**Exercise prompt:**
Scan the entries below. List each line with "nature".

** start **

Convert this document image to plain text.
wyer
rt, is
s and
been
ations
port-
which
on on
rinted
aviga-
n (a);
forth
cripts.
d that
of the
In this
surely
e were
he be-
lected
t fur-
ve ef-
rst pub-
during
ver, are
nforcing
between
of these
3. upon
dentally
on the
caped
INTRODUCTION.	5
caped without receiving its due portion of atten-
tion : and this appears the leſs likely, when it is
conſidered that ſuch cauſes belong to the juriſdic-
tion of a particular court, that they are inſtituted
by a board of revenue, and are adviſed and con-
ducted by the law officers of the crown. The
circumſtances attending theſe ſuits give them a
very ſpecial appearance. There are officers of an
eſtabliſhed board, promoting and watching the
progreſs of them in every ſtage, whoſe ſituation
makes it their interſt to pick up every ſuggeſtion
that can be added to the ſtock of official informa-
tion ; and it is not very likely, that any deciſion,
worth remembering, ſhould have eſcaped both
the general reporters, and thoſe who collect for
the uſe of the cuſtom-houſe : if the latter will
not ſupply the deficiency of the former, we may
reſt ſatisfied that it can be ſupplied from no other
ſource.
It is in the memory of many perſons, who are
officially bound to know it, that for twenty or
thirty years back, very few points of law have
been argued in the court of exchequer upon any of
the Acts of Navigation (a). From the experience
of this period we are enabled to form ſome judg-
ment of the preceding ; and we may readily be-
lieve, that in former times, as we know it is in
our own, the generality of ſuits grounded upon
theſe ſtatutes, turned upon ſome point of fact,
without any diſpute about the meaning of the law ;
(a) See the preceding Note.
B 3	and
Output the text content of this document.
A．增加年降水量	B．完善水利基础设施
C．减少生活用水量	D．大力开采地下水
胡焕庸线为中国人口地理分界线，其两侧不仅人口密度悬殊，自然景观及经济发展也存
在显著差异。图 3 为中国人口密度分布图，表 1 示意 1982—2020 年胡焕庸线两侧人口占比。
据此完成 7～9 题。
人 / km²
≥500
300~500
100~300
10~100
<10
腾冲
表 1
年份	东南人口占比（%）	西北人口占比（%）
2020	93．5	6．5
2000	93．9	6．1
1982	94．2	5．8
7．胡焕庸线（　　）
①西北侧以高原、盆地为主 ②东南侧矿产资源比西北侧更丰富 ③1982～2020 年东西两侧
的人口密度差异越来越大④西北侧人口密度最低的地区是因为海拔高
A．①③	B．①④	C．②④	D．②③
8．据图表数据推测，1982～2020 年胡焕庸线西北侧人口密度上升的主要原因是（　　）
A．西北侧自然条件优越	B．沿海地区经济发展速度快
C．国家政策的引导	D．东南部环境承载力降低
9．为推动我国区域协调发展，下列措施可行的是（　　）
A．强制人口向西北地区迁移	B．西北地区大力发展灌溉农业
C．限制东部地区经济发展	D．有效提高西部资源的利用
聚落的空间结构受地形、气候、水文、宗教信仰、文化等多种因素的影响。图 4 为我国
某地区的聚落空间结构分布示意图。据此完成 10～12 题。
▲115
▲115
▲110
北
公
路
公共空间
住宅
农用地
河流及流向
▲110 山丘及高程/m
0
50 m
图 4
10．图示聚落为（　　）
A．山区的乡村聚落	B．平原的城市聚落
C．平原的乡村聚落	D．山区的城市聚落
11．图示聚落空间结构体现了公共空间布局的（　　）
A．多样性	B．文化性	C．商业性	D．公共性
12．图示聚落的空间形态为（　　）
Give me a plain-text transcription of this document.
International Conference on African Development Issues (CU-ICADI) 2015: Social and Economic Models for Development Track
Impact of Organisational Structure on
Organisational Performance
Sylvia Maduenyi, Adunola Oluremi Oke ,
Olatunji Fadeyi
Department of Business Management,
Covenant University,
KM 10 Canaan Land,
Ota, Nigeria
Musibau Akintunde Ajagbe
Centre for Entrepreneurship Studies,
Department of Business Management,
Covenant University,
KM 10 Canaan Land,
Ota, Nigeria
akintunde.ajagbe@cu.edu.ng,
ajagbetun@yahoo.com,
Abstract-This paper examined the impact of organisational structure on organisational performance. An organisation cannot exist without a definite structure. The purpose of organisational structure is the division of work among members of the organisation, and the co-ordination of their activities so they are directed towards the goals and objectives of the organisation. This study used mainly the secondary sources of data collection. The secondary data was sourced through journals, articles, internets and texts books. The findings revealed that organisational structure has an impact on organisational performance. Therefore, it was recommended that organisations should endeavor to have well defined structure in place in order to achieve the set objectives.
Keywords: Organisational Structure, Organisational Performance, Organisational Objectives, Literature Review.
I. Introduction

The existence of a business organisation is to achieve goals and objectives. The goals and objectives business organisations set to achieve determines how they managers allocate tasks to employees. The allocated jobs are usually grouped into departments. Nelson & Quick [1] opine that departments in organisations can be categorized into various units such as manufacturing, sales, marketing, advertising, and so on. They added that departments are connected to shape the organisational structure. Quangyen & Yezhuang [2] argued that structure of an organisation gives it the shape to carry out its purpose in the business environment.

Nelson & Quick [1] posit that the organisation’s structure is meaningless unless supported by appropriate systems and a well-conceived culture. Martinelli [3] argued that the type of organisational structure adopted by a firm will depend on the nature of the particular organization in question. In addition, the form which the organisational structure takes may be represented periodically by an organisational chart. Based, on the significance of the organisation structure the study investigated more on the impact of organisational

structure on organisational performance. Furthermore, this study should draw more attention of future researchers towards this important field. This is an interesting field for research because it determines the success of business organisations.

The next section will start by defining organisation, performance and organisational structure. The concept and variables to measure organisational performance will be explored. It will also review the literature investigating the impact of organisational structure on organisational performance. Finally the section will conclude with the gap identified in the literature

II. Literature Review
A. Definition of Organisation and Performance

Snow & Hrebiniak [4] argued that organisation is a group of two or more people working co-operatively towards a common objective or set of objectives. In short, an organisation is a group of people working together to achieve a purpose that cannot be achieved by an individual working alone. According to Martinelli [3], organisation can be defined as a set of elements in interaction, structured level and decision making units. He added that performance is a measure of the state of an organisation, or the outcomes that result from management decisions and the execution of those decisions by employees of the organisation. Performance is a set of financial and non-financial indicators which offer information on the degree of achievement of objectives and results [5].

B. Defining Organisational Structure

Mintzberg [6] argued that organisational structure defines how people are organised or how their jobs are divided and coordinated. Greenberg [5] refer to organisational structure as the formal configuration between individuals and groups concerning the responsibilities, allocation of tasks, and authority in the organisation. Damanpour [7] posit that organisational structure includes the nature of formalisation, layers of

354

** end **

**Written answer:**
Nelson & Quick [1] posit that the organisation’s structure is meaningless unless supported by appropriate systems and a well-conceived culture. Martinelli [3] argued that the type of organisational structure adopted by a firm will depend on the nature of the particular organization in question. In addition, the form which the organisational structure takes may be represented periodically by an organisational chart. Based, on the significance of the organisation structure the study investigated more on the impact of organisational
Mintzberg [6] argued that organisational structure defines how people are organised or how their jobs are divided and coordinated. Greenberg [5] refer to organisational structure as the formal configuration between individuals and groups concerning the responsibilities, allocation of tasks, and authority in the organisation. Damanpour [7] posit that organisational structure includes the nature of formalisation, layers of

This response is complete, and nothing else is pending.